Un certain nombre de leçons se dégagent de ce qui se passe sous nos yeux, au Burkina Faso, pour nous autres, militants de la Démocratie et des Etats Unis d’Afrique. Nous avons en particulier mis en exergue, dans ces notes, le rôle peu glorieux de Macky SALL et ce que nous devons en retenir à l’avenir.
Après 27 ans de pouvoir alors que tout le monde pensait que Blaise Compaoré était indéboulonnable, le peuple burkinabé, par une de ces ruses de l’histoire, l’avait renversé à travers les insurrections des 30/31 octobre 2014. Beaucoup de choses ont été écrites et dites, mais l’élément déterminant a été l’engagement soutenu du peuple, et notamment de sa jeunesse. Certains dirigeants africains sont apparus ainsi comme des « lions en bois », une détermination et une mobilisation ciblées les terrassent dès les premières heures d’un combat. Les Africains ne veulent plus de ces programme-mirages comme le PSE. Ils ont, avec eux, le nombre, les pauvres, les chômeurs, les jeunes, tous ceux qui n’ont plus aucune illusion. Les Etats Africains tels que les colons les ont façonnés sont encore là, gardant les frontières issues de 1884, ce qui justifie en partie l’existence des armées nationales.
La force réelle de nos dirigeants est le soutien des anciens Etats-colons ainsi que, sur place, de l’armée et de la police. Or, tout le monde peut le percevoir maintenant, les soldats et les policiers ne sont pas des détachements séparés du peuple. Ils vivent dans les mêmes conditions pénibles que le reste du peuple. Ils n’ont, en plus, qu’un « permis de tuer ». A un moment du combat, ils se détachent forcément du camp de la répression et rejoignent le camp des réprimés, celui du peuple. C’est une loi de l’histoire des hommes.
Pour en revenir au Burkina, déterminés, engagés jusqu’au péril de leur vie, les Burkinabé ont, par une insurrection populaire, chassé Blaise Compaoré du pouvoir, sans mettre en place immédiatement un gouvernement issu des forces en lutte, notamment les partis et les syndicats qui en étaient les initiateurs.
Une des particularités de la révolution burkinabé est son caractère inachevé. Très vite, au lieu de perdre tout, une partie de la hiérarchie militaire s’est ralliée, en partie pour contenir les revendications populaires qui ne s’arrêtaient pas au départ de Blaise Compaoré et à l’opposition à une modification de la constitution. Les Burkinabé voulaient en finir définitivement avec l’armée de coups d’Etat, ils voulaient éliminer cette armée et cette police de répression. Il semble que l’International a freiné comme il a pu. En tout cas, in fine, la révolution Burkinabé n’a pas atteint ses objectifs ultimes : instaurer une véritable démocratie, satisfaire les revendications populaires, et mettre en place un Etat de droit qui en finit avec les corruptions, les concisions, l’armée et la police de répression etc., un Etat qui pourra être un nouveau fer de lance pour le panafricanisme et les Etats Unis d’Afrique.

★ ★ ★

▶ [PETITE TÂCHE 1]: Dans le texte sur le Burkina Faso, à quelles dates ont eu lieu les insurrections qui ont renversé Blaise Compaoré ?

▶ [EXTRAIT DE DONNÉES]:
★ ★ ★

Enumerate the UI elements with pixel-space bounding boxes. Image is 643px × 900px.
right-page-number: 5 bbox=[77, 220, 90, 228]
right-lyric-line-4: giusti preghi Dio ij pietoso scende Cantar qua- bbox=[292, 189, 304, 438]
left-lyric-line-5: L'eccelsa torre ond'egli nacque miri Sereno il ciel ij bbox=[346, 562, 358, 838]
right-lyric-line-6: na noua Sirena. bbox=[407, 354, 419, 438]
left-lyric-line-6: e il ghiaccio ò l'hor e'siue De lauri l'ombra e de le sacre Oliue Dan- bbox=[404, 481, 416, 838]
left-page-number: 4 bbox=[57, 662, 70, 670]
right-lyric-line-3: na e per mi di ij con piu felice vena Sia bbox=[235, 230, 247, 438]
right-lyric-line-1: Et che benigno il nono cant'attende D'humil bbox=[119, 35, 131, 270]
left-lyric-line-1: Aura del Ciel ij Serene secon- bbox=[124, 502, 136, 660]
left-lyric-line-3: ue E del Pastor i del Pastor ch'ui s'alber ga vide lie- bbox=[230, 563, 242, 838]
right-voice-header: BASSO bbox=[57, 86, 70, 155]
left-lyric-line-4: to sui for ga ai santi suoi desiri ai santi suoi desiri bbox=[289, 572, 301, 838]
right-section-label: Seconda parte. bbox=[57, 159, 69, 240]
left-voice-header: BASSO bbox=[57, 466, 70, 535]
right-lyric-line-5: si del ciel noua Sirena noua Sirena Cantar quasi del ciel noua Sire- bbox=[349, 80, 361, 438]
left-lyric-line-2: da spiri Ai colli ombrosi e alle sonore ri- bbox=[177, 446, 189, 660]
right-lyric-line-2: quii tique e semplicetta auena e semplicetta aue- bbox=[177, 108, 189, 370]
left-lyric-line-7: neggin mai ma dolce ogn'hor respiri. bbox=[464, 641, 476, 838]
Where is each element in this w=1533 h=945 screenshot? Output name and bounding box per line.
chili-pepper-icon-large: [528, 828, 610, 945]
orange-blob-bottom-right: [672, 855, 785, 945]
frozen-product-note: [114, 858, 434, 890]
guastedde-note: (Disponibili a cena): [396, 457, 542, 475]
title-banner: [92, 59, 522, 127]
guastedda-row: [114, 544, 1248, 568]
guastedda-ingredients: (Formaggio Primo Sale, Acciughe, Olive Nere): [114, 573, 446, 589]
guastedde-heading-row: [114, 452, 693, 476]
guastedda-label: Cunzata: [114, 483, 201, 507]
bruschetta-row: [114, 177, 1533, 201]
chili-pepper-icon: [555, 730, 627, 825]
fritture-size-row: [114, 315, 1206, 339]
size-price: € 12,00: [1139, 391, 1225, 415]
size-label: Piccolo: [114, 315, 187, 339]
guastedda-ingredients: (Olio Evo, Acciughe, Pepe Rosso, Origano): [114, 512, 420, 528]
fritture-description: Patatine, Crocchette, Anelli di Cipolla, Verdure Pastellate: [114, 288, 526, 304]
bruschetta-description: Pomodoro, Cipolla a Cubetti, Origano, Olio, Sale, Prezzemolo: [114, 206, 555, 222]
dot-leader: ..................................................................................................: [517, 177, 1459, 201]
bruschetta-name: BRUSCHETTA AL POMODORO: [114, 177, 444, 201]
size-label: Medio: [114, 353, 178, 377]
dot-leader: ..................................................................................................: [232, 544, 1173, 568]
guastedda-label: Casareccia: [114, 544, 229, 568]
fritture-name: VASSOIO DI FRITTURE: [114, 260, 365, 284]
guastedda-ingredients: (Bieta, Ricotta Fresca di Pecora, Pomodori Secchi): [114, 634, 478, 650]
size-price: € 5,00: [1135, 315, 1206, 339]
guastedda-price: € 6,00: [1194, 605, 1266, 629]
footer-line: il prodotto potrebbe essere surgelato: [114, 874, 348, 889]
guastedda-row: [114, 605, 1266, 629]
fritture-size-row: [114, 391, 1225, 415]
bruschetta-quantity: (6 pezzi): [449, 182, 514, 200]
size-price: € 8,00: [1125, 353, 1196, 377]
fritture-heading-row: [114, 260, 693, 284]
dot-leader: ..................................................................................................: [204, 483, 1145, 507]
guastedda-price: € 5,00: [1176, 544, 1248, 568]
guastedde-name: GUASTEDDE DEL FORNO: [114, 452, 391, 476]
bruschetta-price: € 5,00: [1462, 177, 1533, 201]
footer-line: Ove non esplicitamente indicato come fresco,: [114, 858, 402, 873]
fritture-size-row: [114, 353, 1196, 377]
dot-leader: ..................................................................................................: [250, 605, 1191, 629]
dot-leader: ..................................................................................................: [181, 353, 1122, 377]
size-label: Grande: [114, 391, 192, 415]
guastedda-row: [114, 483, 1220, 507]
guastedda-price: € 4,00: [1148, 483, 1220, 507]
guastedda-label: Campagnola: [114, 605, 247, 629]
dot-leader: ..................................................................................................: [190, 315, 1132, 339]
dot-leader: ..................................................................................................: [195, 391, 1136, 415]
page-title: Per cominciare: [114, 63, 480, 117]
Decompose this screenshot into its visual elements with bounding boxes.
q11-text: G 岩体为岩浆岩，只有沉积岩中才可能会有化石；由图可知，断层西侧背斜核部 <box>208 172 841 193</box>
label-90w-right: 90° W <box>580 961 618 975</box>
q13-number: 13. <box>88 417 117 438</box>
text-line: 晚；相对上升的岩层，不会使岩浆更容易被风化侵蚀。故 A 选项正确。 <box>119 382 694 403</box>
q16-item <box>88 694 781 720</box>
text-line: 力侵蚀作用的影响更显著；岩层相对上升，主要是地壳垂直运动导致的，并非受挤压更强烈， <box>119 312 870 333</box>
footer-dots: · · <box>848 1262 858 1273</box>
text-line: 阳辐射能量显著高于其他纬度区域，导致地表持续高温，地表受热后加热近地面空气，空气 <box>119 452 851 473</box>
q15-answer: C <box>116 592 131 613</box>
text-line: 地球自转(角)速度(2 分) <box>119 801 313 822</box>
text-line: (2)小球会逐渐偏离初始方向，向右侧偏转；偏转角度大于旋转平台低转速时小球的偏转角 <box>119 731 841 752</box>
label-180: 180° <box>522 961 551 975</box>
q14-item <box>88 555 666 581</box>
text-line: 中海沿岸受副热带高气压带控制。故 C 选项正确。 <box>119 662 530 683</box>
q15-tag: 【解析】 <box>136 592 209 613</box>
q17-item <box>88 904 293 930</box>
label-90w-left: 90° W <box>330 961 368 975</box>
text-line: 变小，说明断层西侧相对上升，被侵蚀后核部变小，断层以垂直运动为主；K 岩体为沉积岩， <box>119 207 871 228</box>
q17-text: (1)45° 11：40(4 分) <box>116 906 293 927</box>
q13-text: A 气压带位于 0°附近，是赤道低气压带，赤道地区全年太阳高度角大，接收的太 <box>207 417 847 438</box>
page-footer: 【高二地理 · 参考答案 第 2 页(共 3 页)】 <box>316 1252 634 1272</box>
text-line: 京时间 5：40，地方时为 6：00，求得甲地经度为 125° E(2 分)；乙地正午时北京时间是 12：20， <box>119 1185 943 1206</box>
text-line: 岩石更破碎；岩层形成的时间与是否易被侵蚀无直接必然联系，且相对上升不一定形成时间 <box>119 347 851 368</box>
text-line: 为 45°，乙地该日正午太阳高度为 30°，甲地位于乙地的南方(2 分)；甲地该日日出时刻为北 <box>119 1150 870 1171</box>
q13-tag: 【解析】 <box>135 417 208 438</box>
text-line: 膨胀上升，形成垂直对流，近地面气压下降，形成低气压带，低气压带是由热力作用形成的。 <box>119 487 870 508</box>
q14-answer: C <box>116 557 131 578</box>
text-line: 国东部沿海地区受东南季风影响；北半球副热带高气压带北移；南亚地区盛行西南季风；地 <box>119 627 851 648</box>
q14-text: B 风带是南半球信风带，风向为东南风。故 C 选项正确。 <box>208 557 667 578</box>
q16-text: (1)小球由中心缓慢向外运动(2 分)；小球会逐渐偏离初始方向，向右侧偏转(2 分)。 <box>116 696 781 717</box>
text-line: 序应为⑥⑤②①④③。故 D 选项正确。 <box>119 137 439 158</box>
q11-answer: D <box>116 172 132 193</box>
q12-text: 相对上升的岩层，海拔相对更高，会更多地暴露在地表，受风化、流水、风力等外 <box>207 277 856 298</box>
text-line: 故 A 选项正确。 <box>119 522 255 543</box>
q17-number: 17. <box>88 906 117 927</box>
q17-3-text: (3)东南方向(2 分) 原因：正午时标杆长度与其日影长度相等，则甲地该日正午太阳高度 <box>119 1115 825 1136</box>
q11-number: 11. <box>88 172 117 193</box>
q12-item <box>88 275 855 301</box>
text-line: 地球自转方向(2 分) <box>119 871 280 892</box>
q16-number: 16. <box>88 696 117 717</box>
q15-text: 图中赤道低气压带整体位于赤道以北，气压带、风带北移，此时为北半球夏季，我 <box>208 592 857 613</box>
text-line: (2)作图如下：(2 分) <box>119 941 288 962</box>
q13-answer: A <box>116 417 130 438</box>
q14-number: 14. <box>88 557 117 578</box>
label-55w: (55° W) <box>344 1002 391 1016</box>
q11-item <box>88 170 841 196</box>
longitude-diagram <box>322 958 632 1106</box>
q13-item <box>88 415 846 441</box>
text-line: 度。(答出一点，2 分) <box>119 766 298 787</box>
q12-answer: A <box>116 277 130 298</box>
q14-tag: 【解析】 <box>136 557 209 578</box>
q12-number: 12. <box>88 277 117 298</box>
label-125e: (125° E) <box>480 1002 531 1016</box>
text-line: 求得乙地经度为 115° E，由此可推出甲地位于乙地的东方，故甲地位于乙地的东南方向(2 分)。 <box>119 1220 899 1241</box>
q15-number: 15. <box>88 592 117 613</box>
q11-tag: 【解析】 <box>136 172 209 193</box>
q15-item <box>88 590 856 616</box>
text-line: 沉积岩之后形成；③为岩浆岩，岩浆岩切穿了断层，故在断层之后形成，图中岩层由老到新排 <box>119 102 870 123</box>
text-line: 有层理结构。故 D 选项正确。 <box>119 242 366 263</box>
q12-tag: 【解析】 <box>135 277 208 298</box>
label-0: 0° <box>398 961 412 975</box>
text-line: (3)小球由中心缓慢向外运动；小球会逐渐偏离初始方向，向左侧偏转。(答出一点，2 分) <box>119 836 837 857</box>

★ ★ ★

▶ [PETITE TÂCHE 2]: Comptez les lignes ci-dessus qui contiennent la chaîne « size », en respectant les majuscules et les minuscules. Donnez uniquement ce nombre.

▶ [RÉPONSE RÉDIGÉE 1]: Les 30 et 31 octobre 2014.

▶ [RÉPONSE RÉDIGÉE 2]: 9